>>>>>

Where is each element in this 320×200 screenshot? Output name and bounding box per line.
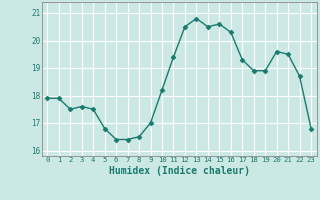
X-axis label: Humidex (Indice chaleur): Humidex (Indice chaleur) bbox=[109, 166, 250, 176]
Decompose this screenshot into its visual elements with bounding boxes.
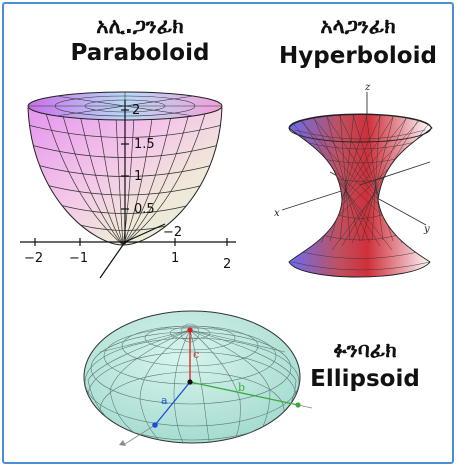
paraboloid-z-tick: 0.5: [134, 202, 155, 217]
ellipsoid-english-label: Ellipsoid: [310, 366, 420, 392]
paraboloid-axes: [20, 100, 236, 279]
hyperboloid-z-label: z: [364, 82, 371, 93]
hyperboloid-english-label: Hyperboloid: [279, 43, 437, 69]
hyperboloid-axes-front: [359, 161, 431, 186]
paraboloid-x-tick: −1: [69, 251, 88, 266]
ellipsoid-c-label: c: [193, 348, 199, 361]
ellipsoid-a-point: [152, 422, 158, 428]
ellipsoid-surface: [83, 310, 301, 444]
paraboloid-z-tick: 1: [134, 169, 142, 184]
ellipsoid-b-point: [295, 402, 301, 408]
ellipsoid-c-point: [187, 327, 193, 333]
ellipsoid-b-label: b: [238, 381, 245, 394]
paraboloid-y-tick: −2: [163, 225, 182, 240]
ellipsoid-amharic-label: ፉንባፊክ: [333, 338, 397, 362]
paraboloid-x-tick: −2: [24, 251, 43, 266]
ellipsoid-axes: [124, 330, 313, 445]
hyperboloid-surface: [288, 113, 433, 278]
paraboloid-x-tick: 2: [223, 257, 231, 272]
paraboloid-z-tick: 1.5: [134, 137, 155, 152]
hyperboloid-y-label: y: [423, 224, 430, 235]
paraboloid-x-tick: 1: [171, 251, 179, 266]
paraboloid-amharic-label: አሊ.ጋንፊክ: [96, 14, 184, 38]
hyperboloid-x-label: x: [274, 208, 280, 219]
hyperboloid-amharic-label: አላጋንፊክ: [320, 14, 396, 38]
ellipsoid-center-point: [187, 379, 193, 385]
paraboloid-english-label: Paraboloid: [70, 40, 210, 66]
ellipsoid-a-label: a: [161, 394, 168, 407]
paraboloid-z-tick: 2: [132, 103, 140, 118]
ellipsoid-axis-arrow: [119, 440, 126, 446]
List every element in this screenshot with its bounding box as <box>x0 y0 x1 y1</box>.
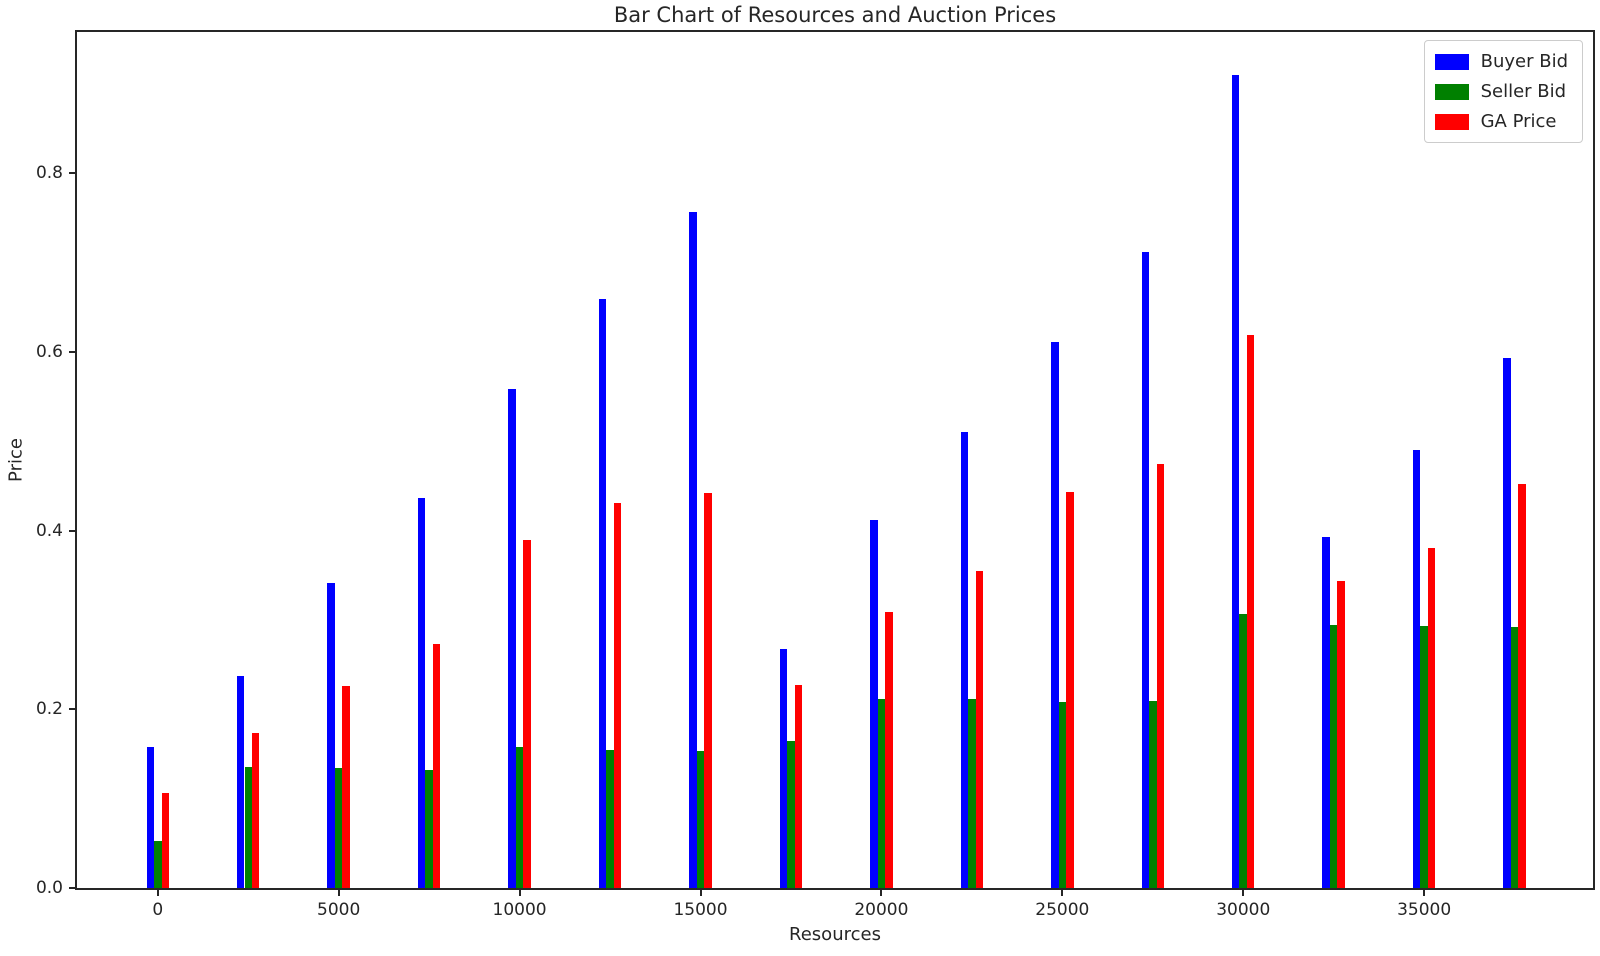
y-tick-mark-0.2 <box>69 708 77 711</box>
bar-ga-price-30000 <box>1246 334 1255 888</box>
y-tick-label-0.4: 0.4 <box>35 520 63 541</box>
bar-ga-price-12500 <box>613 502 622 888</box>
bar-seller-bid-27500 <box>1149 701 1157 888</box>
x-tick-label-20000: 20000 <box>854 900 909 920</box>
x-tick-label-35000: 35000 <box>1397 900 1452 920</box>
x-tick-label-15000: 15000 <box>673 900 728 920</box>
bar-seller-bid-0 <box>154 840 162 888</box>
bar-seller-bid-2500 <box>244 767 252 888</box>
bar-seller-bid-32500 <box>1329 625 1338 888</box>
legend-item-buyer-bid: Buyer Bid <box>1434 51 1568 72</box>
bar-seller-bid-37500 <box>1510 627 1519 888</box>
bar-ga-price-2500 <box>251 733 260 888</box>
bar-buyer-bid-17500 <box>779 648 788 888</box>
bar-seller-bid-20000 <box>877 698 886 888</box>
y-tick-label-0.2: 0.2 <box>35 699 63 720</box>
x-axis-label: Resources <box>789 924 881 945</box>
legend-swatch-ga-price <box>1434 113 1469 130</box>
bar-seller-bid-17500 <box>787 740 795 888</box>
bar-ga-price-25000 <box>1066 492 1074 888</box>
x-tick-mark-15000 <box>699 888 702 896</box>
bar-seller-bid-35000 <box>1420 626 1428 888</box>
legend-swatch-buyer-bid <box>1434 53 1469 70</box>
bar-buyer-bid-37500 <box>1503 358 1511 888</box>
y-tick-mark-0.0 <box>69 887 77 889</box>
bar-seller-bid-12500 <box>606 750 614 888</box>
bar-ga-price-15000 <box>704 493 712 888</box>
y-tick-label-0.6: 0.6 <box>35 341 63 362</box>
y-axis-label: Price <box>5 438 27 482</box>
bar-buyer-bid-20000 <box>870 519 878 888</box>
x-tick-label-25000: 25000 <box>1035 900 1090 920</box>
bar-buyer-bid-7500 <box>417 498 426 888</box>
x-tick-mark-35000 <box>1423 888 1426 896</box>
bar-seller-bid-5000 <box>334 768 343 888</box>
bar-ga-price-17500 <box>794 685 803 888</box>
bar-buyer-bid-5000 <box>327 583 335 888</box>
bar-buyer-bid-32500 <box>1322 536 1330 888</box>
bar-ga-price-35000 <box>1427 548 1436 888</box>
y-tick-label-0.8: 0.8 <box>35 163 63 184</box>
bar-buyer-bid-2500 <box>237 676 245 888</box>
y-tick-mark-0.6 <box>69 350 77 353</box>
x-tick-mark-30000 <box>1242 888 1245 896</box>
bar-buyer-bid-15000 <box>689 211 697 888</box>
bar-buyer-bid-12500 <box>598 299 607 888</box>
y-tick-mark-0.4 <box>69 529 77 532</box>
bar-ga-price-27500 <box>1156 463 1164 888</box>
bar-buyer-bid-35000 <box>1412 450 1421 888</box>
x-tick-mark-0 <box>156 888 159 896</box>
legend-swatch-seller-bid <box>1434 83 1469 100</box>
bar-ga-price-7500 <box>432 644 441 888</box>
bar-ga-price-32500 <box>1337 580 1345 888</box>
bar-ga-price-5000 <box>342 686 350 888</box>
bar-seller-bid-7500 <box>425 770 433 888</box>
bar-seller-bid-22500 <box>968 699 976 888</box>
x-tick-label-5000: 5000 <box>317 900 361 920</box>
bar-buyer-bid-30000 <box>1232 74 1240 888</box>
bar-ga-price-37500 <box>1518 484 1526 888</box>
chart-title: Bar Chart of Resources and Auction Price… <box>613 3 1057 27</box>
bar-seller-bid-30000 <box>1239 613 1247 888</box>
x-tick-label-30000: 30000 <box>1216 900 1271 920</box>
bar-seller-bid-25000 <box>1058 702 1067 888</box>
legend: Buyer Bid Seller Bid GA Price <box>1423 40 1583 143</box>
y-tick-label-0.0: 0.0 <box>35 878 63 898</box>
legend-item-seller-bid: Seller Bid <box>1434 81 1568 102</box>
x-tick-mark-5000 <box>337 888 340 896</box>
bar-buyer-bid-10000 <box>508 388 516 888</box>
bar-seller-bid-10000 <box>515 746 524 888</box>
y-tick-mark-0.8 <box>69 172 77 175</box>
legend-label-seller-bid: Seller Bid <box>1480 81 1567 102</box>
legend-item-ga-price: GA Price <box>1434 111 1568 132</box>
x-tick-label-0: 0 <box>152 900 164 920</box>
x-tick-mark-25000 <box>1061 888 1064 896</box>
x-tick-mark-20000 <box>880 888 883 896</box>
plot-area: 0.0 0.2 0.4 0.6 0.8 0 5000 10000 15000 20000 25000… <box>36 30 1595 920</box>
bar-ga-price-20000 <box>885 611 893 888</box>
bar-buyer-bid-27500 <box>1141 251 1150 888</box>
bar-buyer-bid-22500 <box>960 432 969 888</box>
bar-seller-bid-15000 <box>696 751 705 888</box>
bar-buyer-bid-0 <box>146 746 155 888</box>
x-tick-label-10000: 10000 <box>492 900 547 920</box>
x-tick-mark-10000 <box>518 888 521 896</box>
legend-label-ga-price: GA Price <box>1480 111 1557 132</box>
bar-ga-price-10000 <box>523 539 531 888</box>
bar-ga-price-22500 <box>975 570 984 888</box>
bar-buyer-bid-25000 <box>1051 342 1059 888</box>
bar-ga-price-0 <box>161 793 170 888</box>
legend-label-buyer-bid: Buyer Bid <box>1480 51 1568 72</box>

<<<<<
>>>>>

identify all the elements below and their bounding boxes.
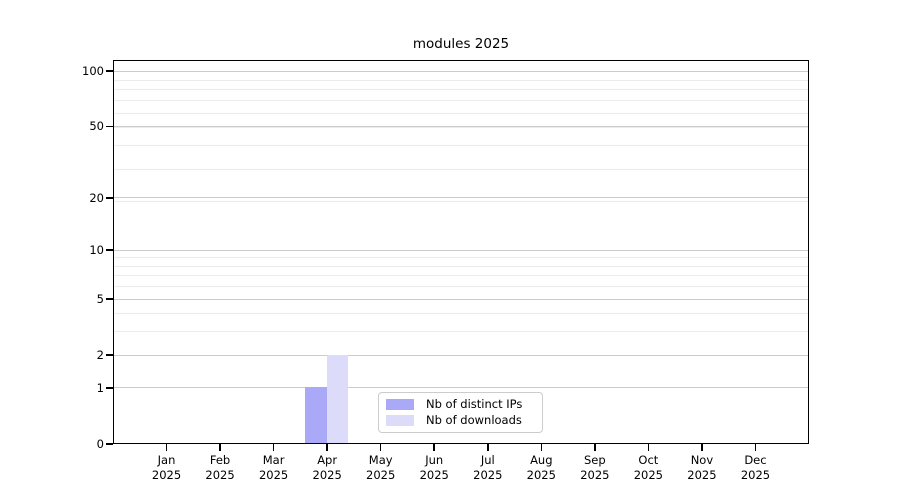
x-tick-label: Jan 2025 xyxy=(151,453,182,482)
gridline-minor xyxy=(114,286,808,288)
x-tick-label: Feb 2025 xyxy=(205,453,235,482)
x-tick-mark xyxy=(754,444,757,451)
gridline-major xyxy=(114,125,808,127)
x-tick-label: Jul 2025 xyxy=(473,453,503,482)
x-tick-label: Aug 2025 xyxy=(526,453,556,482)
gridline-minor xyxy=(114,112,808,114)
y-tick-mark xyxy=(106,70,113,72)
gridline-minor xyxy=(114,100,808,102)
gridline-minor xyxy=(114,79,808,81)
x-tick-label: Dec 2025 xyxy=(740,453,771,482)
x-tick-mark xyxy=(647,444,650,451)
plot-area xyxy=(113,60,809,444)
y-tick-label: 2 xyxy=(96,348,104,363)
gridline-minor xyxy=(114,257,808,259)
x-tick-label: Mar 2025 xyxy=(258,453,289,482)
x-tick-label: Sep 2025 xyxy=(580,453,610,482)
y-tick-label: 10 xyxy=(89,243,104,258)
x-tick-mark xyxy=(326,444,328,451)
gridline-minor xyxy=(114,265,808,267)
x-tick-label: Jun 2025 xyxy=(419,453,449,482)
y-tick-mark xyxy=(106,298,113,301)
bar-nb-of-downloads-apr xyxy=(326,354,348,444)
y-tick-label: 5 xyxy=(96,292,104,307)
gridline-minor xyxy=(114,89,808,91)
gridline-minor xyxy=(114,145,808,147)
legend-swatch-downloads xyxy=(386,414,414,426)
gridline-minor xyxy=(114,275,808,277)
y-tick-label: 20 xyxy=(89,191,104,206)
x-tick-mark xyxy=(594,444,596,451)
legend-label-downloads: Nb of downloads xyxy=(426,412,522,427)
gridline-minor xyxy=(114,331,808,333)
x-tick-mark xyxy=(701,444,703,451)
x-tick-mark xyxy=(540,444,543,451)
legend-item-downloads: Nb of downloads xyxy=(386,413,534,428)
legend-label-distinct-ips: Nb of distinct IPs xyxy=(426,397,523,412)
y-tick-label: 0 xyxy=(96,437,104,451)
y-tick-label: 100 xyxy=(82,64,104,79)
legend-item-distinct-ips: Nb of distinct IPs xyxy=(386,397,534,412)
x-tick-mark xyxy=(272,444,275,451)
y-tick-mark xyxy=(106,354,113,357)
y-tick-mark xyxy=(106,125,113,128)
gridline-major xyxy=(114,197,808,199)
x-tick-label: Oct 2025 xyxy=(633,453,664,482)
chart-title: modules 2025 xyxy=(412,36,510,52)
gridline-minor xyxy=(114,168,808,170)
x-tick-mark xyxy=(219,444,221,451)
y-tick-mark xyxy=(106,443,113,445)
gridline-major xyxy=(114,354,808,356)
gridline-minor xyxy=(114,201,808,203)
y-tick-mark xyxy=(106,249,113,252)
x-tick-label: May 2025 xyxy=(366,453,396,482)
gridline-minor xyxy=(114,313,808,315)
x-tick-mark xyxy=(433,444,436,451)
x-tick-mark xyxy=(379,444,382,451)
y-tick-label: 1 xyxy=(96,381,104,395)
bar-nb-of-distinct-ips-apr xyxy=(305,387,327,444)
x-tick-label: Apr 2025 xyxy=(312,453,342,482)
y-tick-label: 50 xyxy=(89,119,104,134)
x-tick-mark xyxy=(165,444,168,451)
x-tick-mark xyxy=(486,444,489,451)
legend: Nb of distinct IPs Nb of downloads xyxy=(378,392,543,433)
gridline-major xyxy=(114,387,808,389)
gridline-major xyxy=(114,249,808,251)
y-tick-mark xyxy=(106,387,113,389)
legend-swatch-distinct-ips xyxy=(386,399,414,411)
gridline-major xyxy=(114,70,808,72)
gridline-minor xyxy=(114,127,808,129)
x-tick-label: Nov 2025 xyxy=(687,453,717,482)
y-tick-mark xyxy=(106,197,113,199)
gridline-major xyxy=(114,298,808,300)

<<<<<
>>>>>

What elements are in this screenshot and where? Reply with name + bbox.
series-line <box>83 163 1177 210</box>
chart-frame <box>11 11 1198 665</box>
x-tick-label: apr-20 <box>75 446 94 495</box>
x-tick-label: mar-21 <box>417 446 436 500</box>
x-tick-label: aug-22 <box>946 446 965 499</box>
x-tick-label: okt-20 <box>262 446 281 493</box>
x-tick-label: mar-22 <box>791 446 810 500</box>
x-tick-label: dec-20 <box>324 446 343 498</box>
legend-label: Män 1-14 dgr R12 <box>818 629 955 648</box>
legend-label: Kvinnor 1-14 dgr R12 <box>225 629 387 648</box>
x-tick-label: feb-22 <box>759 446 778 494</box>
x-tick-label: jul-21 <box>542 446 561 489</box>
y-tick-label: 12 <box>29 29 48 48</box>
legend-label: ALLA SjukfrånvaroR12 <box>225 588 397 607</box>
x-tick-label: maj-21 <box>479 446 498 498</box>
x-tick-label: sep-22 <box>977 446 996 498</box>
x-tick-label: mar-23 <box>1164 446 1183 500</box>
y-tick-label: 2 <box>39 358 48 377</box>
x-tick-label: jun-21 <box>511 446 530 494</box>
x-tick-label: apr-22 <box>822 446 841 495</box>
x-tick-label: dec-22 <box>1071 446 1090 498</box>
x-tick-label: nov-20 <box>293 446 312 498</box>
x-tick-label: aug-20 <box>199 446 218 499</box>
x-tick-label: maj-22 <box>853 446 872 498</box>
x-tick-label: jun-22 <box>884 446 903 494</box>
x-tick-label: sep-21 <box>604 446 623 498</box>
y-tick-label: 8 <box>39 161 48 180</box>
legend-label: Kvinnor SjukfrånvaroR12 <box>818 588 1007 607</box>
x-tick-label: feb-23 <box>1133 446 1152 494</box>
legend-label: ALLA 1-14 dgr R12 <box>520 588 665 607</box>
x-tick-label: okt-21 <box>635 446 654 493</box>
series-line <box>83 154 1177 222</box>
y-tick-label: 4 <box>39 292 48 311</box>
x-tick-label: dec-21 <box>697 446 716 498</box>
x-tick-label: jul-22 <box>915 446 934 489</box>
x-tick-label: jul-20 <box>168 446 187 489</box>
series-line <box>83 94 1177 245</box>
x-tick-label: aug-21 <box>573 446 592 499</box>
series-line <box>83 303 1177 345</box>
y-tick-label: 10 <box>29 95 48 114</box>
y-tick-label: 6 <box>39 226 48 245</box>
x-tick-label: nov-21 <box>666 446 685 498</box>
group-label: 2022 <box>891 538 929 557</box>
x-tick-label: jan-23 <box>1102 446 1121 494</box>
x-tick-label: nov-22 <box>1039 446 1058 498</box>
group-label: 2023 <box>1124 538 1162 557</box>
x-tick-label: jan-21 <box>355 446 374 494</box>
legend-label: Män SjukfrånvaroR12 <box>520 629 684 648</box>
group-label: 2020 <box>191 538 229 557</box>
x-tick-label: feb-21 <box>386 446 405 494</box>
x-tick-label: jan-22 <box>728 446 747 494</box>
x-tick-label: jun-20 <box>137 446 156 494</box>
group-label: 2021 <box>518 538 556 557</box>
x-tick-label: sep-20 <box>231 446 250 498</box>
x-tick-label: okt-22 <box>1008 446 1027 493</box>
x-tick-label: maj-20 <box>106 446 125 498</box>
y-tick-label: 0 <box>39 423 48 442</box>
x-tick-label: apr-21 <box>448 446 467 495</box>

<<<<<

§ Instructions for the task
Please render the stretch of the material from the line containing "y-tick-mark-0.2 <box>69 708 77 711</box>" through the line containing "bar-ga-price-27500 <box>1156 463" as a Markdown table with the columns No. and Text, numbering each row and leaving out blank lines.

§ The output
| No. | Text |
|---|---|
| 1 | y-tick-mark-0.2 <box>69 708 77 711</box> |
| 2 | bar-ga-price-30000 <box>1246 334 1255 888</box> |
| 3 | y-tick-label-0.4: 0.4 <box>35 520 63 541</box> |
| 4 | bar-ga-price-12500 <box>613 502 622 888</box> |
| 5 | bar-seller-bid-27500 <box>1149 701 1157 888</box> |
| 6 | x-tick-label-20000: 20000 <box>854 900 909 920</box> |
| 7 | x-tick-label-35000: 35000 <box>1397 900 1452 920</box> |
| 8 | x-tick-label-15000: 15000 <box>673 900 728 920</box> |
| 9 | bar-seller-bid-0 <box>154 840 162 888</box> |
| 10 | bar-seller-bid-2500 <box>244 767 252 888</box> |
| 11 | bar-seller-bid-32500 <box>1329 625 1338 888</box> |
| 12 | legend-item-buyer-bid: Buyer Bid <box>1434 51 1568 72</box> |
| 13 | bar-seller-bid-37500 <box>1510 627 1519 888</box> |
| 14 | bar-ga-price-2500 <box>251 733 260 888</box> |
| 15 | bar-buyer-bid-17500 <box>779 648 788 888</box> |
| 16 | bar-seller-bid-20000 <box>877 698 886 888</box> |
| 17 | y-tick-label-0.2: 0.2 <box>35 699 63 720</box> |
| 18 | x-axis-label: Resources <box>789 924 881 945</box> |
| 19 | legend-swatch-ga-price <box>1434 113 1469 130</box> |
| 20 | bar-seller-bid-17500 <box>787 740 795 888</box> |
| 21 | bar-ga-price-25000 <box>1066 492 1074 888</box> |
| 22 | x-tick-mark-15000 <box>699 888 702 896</box> |
| 23 | bar-seller-bid-35000 <box>1420 626 1428 888</box> |
| 24 | legend-swatch-buyer-bid <box>1434 53 1469 70</box> |
| 25 | bar-buyer-bid-37500 <box>1503 358 1511 888</box> |
| 26 | y-tick-mark-0.0 <box>69 887 77 889</box> |
| 27 | bar-seller-bid-12500 <box>606 750 614 888</box> |
| 28 | bar-ga-price-15000 <box>704 493 712 888</box> |
| 29 | y-tick-label-0.6: 0.6 <box>35 341 63 362</box> |
| 30 | y-axis-label: Price <box>5 438 27 482</box> |
| 31 | bar-buyer-bid-20000 <box>870 519 878 888</box> |
| 32 | x-tick-label-25000: 25000 <box>1035 900 1090 920</box> |
| 33 | bar-buyer-bid-7500 <box>417 498 426 888</box> |
| 34 | x-tick-mark-35000 <box>1423 888 1426 896</box> |
| 35 | bar-seller-bid-5000 <box>334 768 343 888</box> |
| 36 | bar-ga-price-17500 <box>794 685 803 888</box> |
| 37 | bar-buyer-bid-5000 <box>327 583 335 888</box> |
| 38 | bar-buyer-bid-32500 <box>1322 536 1330 888</box> |
| 39 | bar-ga-price-35000 <box>1427 548 1436 888</box> |
| 40 | y-tick-label-0.8: 0.8 <box>35 163 63 184</box> |
| 41 | bar-buyer-bid-2500 <box>237 676 245 888</box> |
| 42 | y-tick-mark-0.6 <box>69 350 77 353</box> |
| 43 | x-tick-mark-30000 <box>1242 888 1245 896</box> |
| 44 | bar-buyer-bid-15000 <box>689 211 697 888</box> |
| 45 | bar-buyer-bid-12500 <box>598 299 607 888</box> |
| 46 | y-tick-mark-0.4 <box>69 529 77 532</box> |
| 47 | bar-ga-price-27500 <box>1156 463 1164 888</box> |